--- DATA EXTRACT ---

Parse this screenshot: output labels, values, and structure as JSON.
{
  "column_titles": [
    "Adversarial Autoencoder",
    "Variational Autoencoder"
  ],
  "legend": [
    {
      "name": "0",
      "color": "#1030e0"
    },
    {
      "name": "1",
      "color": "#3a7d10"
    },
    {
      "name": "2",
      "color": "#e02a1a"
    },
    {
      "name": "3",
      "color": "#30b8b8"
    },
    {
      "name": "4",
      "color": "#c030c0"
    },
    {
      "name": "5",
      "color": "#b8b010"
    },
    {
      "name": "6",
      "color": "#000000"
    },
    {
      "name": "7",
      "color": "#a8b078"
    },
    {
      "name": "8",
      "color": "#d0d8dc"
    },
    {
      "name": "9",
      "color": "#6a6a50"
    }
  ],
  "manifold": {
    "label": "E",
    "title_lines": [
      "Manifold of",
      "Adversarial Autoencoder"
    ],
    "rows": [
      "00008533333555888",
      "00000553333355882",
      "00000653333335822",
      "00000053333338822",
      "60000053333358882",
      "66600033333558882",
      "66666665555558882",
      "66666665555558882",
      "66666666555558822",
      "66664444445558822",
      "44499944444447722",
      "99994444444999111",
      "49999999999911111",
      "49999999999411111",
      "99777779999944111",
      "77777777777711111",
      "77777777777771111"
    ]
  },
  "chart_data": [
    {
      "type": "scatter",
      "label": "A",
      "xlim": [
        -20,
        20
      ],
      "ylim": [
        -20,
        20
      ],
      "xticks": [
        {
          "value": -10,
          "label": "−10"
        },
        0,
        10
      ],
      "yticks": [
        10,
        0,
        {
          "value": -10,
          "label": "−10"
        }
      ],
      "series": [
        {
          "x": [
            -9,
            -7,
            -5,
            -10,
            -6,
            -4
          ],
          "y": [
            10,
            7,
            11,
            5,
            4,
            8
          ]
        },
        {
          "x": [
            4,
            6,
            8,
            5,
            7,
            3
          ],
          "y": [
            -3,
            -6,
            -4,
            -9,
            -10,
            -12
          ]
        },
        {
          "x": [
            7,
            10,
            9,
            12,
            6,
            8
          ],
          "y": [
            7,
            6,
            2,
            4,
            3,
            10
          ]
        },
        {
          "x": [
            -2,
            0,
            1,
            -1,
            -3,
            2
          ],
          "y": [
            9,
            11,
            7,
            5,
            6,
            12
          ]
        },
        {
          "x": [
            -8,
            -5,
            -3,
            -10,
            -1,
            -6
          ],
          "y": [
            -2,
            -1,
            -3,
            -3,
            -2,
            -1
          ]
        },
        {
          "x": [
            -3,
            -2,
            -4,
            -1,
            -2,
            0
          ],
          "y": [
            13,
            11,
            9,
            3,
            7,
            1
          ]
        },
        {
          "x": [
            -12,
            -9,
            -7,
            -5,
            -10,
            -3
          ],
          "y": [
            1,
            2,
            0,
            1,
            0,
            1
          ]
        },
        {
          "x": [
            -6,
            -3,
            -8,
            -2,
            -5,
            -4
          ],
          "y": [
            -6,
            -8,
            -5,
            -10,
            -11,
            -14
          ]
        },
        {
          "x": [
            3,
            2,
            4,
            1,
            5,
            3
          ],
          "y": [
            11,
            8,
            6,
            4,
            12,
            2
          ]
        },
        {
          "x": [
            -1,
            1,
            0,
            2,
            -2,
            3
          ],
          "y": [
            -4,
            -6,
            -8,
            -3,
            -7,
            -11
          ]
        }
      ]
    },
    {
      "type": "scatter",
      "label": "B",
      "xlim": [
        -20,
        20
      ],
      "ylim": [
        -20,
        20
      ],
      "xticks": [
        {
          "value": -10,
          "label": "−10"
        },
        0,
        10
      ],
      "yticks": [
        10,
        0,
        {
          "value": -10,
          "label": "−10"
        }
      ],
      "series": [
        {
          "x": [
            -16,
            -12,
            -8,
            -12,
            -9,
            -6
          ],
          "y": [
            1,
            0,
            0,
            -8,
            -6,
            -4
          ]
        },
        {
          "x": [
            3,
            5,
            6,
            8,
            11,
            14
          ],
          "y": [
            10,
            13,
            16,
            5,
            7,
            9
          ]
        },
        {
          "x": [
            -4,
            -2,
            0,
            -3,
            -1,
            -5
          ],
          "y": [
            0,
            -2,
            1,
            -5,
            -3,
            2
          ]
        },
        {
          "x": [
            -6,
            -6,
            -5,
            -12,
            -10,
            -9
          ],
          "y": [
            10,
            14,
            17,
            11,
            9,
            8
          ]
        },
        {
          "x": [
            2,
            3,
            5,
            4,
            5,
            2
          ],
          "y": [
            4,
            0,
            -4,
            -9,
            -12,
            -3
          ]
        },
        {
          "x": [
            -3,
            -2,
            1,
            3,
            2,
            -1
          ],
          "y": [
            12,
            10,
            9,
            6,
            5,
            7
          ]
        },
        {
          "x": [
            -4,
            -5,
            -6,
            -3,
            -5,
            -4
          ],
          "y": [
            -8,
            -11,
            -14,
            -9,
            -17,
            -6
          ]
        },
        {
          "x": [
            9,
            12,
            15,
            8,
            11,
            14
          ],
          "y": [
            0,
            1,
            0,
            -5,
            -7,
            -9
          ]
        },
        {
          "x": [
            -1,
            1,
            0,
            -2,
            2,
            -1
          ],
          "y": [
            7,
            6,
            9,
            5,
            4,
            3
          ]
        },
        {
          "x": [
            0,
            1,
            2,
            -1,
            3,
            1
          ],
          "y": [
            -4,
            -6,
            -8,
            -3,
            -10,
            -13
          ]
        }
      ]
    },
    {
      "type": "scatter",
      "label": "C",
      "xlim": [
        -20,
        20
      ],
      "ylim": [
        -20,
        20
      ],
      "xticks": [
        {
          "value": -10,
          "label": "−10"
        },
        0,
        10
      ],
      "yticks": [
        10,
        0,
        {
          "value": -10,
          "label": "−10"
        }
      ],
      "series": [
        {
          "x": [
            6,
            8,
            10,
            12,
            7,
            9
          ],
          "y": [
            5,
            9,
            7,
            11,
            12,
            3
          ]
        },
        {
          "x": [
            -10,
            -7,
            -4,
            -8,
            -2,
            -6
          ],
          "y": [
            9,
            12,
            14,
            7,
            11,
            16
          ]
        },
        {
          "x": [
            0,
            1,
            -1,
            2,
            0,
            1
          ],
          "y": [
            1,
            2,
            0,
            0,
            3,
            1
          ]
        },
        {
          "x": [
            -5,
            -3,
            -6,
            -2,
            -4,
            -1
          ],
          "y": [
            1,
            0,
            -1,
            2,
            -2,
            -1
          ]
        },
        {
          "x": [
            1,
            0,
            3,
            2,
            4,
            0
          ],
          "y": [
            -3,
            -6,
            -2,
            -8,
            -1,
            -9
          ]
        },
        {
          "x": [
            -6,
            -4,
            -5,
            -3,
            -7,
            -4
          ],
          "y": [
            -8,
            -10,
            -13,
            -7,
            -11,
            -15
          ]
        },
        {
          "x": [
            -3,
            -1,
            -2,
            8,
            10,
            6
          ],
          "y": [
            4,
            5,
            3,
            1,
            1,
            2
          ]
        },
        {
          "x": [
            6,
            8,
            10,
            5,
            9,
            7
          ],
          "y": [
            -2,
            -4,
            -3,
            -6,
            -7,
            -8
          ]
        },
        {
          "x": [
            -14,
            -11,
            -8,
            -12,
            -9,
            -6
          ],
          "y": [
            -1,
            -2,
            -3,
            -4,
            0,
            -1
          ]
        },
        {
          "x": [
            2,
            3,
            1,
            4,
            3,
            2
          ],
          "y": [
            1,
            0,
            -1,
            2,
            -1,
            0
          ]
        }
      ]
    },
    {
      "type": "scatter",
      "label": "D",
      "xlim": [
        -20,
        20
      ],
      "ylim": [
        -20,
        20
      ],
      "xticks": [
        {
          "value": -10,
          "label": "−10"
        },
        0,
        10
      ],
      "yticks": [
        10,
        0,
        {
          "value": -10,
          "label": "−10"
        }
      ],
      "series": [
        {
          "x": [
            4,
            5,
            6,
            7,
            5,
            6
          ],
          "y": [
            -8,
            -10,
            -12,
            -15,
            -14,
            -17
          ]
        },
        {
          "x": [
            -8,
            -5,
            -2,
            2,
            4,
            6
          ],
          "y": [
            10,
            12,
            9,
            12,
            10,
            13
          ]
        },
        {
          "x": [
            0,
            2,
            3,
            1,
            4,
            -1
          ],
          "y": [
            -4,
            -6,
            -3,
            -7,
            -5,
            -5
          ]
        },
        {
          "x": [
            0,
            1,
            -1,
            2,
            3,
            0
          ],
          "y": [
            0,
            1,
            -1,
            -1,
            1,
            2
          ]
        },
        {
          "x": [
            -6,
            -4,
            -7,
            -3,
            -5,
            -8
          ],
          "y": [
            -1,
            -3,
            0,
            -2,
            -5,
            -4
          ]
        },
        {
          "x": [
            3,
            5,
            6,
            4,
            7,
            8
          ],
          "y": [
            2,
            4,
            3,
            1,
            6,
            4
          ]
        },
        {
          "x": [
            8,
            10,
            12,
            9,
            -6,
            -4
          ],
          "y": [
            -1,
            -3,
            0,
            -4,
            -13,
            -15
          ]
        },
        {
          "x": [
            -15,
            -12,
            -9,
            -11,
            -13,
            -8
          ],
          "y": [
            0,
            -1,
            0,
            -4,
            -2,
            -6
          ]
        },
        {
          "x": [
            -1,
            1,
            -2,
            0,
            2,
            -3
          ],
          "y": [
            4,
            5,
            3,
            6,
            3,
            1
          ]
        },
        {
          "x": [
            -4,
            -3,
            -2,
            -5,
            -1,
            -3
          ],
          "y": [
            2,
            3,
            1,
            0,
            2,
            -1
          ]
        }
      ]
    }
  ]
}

---

◆ YOUR INSTRUCTIONS
Show the lines of the records that include the string "color".

◆ EXPECTED ANSWER
      "color": "#1030e0"
      "color": "#3a7d10"
      "color": "#e02a1a"
      "color": "#30b8b8"
      "color": "#c030c0"
      "color": "#b8b010"
      "color": "#000000"
      "color": "#a8b078"
      "color": "#d0d8dc"
      "color": "#6a6a50"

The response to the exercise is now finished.